### WHAT THE EXERCISE ASKS
Copy the rows below word for word, omitting the pictures.

## Begin LISTING

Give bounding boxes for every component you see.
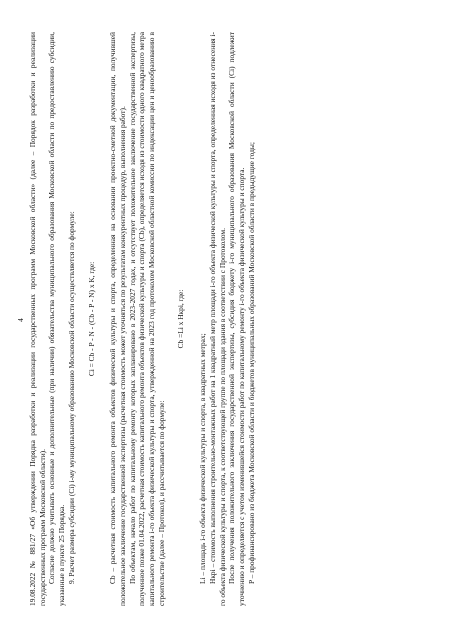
paragraph-consent: Согласие должно учитывать основные и дополнительные (при наличии) обязательства муниципального образования Московской области по предоставлению субсидии, указанные в пункте 25 Порядка. (47, 32, 67, 606)
definition-cb: Cb – расчетная стоимость капитального ремонта объектов физической культуры и спорта, определенная на основании проектно-сметной документации, получившей положительное заключение государственной экспертизы (расчетная стоимость может уточняться по результатам конкурентных процедур, выполнения работ). (108, 32, 127, 606)
definition-p: P – профинансировано из бюджета Московской области и бюджетов муниципальных образований Московской области в предыдущие годы; (246, 142, 256, 584)
page-number: 4 (16, 318, 25, 322)
formula-cost: Cb =Li x Hкрi, где: (176, 289, 186, 349)
document-body (28, 32, 256, 606)
paragraph-calculation-intro: 9. Расчет размера субсидии (Ci) i-му муниципальному образованию Московской области осуществляется по формуле: (66, 211, 76, 584)
paragraph-after-expertise: После получения положительного заключения государственной экспертизы, субсидия бюджету i-го муниципального образования Московской области (Ci) подлежит уточнению и определяется с учетом изменившейся стоимости работ по капитальному ремонту i-го объекта физической культуры и спорта. (227, 32, 246, 606)
paragraph-objects-2023-2027: По объектам, начало работ по капитальному ремонту которых запланировано в 2023-2027 годах, и отсутствует положительное заключение государственной экспертизы, полученное позже 01.04.2022, расчетная стоимость капитального ремонта объектов физической культуры и спорта (Cb), определяется исходя из стоимости одного квадратного метра капитального ремонта i-го объекта физической культуры и спорта, утвержденной на 2023 год протоколом Московской областной комиссии по индексации цен и ценообразованию в строительстве (далее – Протокол), и рассчитывается по формуле: (127, 32, 166, 606)
paragraph-decree-reference: 19.08.2022 № 881/27 «Об утверждении Порядка разработки и реализации государственных программ Московской области» (далее – Порядок разработки и реализации государственных программ Московской области). (28, 32, 47, 606)
definition-li: Li – площадь i-го объекта физической культуры и спорта, в квадратных метрах; (198, 333, 208, 584)
definition-hkri: Hкрi – стоимость выполнения строительно-монтажных работ на 1 квадратный метр площади i-го объекта физической культуры и спорта, определенная исходя из отнесения i-го объекта физической культуры и спорта, к соответствующей группе по площади здания в соответствии с Протоколом. (207, 32, 227, 606)
formula-subsidy: Ci = Cb - P - N - (Cb - P - N) x K, где: (86, 261, 96, 377)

## End LISTING

### PROBLEM SOLUTION
Give bounding boxes for every component you see.
paragraph-consent: Согласие должно учитывать основные и дополнительные (при наличии) обязательства муниципального образования Московской области по предоставлению субсидии, указанные в пункте 25 Порядка. (47, 32, 67, 606)
definition-cb: Cb – расчетная стоимость капитального ремонта объектов физической культуры и спорта, определенная на основании проектно-сметной документации, получившей положительное заключение государственной экспертизы (расчетная стоимость может уточняться по результатам конкурентных процедур, выполнения работ). (108, 32, 127, 606)
definition-p: P – профинансировано из бюджета Московской области и бюджетов муниципальных образований Московской области в предыдущие годы; (246, 142, 256, 584)
page-number: 4 (16, 318, 25, 322)
formula-cost: Cb =Li x Hкрi, где: (176, 289, 186, 349)
document-body (28, 32, 256, 606)
paragraph-calculation-intro: 9. Расчет размера субсидии (Ci) i-му муниципальному образованию Московской области осуществляется по формуле: (66, 211, 76, 584)
paragraph-after-expertise: После получения положительного заключения государственной экспертизы, субсидия бюджету i-го муниципального образования Московской области (Ci) подлежит уточнению и определяется с учетом изменившейся стоимости работ по капитальному ремонту i-го объекта физической культуры и спорта. (227, 32, 246, 606)
paragraph-objects-2023-2027: По объектам, начало работ по капитальному ремонту которых запланировано в 2023-2027 годах, и отсутствует положительное заключение государственной экспертизы, полученное позже 01.04.2022, расчетная стоимость капитального ремонта объектов физической культуры и спорта (Cb), определяется исходя из стоимости одного квадратного метра капитального ремонта i-го объекта физической культуры и спорта, утвержденной на 2023 год протоколом Московской областной комиссии по индексации цен и ценообразованию в строительстве (далее – Протокол), и рассчитывается по формуле: (127, 32, 166, 606)
paragraph-decree-reference: 19.08.2022 № 881/27 «Об утверждении Порядка разработки и реализации государственных программ Московской области» (далее – Порядок разработки и реализации государственных программ Московской области). (28, 32, 47, 606)
definition-li: Li – площадь i-го объекта физической культуры и спорта, в квадратных метрах; (198, 333, 208, 584)
definition-hkri: Hкрi – стоимость выполнения строительно-монтажных работ на 1 квадратный метр площади i-го объекта физической культуры и спорта, определенная исходя из отнесения i-го объекта физической культуры и спорта, к соответствующей группе по площади здания в соответствии с Протоколом. (207, 32, 227, 606)
formula-subsidy: Ci = Cb - P - N - (Cb - P - N) x K, где: (86, 261, 96, 377)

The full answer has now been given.